» WHAT IS NEEDED
Express the stretch of the listing from its first line through the line that contains "power-cell (165, 262, 168, 266)" as a Markdown table with two columns, Row and Text. Number each row and leave out any blank lines.

** Start GIVEN DATA **

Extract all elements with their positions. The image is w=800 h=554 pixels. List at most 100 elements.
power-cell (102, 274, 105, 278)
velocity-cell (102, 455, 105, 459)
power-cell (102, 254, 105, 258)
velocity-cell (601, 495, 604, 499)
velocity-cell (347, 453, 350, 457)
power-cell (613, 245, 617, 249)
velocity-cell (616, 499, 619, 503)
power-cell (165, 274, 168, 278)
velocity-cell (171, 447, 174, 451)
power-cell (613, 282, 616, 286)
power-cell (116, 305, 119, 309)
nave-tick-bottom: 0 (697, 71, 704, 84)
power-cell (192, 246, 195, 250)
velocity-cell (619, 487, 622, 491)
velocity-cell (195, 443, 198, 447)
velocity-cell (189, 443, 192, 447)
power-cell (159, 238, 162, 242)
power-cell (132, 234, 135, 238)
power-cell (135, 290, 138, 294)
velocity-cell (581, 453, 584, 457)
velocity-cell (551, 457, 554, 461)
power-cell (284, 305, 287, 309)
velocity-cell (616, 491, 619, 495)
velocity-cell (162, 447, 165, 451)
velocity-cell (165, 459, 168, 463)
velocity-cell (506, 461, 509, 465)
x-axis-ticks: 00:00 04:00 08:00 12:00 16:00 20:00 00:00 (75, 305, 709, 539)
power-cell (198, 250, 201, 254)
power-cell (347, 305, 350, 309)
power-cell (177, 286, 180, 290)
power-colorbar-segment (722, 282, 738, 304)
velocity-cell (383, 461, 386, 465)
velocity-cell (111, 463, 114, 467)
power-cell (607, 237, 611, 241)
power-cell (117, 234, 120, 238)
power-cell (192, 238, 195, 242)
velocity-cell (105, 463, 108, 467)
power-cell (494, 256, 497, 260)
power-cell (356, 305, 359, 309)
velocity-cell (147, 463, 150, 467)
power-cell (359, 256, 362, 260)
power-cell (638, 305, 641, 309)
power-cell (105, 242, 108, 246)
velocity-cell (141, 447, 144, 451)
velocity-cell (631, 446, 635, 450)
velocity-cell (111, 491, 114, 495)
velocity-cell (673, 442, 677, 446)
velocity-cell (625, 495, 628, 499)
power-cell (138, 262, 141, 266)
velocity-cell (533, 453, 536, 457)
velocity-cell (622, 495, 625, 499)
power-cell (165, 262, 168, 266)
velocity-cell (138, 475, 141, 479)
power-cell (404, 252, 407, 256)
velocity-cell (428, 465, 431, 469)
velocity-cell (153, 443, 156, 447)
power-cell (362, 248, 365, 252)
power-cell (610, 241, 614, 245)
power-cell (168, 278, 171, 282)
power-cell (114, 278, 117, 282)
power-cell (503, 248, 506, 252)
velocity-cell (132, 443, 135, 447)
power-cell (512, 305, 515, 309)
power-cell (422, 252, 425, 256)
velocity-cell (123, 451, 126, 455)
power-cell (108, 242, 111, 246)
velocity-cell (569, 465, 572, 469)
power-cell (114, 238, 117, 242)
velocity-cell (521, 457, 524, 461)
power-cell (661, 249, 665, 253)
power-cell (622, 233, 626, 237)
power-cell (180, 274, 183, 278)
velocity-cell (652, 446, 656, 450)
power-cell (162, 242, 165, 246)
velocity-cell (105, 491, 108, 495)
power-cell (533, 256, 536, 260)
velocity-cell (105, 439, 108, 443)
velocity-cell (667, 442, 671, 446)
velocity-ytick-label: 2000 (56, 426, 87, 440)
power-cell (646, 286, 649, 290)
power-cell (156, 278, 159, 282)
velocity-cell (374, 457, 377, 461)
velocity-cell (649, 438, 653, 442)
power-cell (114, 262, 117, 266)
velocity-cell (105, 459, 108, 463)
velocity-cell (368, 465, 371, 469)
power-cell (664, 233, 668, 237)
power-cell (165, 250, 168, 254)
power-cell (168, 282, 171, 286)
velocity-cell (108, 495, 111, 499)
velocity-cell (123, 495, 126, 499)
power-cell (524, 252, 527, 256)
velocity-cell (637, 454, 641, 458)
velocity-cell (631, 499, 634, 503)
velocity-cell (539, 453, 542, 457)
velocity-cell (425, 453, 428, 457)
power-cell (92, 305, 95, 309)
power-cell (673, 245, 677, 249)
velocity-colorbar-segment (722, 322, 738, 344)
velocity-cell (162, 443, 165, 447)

** End GIVEN DATA **

» TASK ANSWER
| Row | Text |
|---|---|
| 1 | Extract all elements with their positions. The image is w=800 h=554 pixels. List at most 100 elements. |
| 2 | power-cell (102, 274, 105, 278) |
| 3 | velocity-cell (102, 455, 105, 459) |
| 4 | power-cell (102, 254, 105, 258) |
| 5 | velocity-cell (601, 495, 604, 499) |
| 6 | velocity-cell (347, 453, 350, 457) |
| 7 | power-cell (613, 245, 617, 249) |
| 8 | velocity-cell (616, 499, 619, 503) |
| 9 | power-cell (165, 274, 168, 278) |
| 10 | velocity-cell (171, 447, 174, 451) |
| 11 | power-cell (613, 282, 616, 286) |
| 12 | power-cell (116, 305, 119, 309) |
| 13 | nave-tick-bottom: 0 (697, 71, 704, 84) |
| 14 | power-cell (192, 246, 195, 250) |
| 15 | velocity-cell (619, 487, 622, 491) |
| 16 | velocity-cell (195, 443, 198, 447) |
| 17 | velocity-cell (189, 443, 192, 447) |
| 18 | power-cell (159, 238, 162, 242) |
| 19 | power-cell (132, 234, 135, 238) |
| 20 | power-cell (135, 290, 138, 294) |
| 21 | velocity-cell (581, 453, 584, 457) |
| 22 | velocity-cell (551, 457, 554, 461) |
| 23 | power-cell (284, 305, 287, 309) |
| 24 | velocity-cell (616, 491, 619, 495) |
| 25 | velocity-cell (162, 447, 165, 451) |
| 26 | velocity-cell (165, 459, 168, 463) |
| 27 | velocity-cell (506, 461, 509, 465) |
| 28 | x-axis-ticks: 00:00 04:00 08:00 12:00 16:00 20:00 00:00 (75, 305, 709, 539) |
| 29 | power-cell (198, 250, 201, 254) |
| 30 | power-cell (347, 305, 350, 309) |
| 31 | power-cell (177, 286, 180, 290) |
| 32 | power-colorbar-segment (722, 282, 738, 304) |
| 33 | velocity-cell (383, 461, 386, 465) |
| 34 | velocity-cell (111, 463, 114, 467) |
| 35 | power-cell (607, 237, 611, 241) |
| 36 | power-cell (117, 234, 120, 238) |
| 37 | power-cell (192, 238, 195, 242) |
| 38 | velocity-cell (105, 463, 108, 467) |
| 39 | power-cell (494, 256, 497, 260) |
| 40 | power-cell (356, 305, 359, 309) |
| 41 | velocity-cell (147, 463, 150, 467) |
| 42 | power-cell (359, 256, 362, 260) |
| 43 | power-cell (638, 305, 641, 309) |
| 44 | power-cell (105, 242, 108, 246) |
| 45 | velocity-cell (141, 447, 144, 451) |
| 46 | velocity-cell (631, 446, 635, 450) |
| 47 | velocity-cell (111, 491, 114, 495) |
| 48 | velocity-cell (673, 442, 677, 446) |
| 49 | velocity-cell (625, 495, 628, 499) |
| 50 | power-cell (138, 262, 141, 266) |
| 51 | velocity-cell (533, 453, 536, 457) |
| 52 | velocity-cell (622, 495, 625, 499) |
| 53 | power-cell (165, 262, 168, 266) |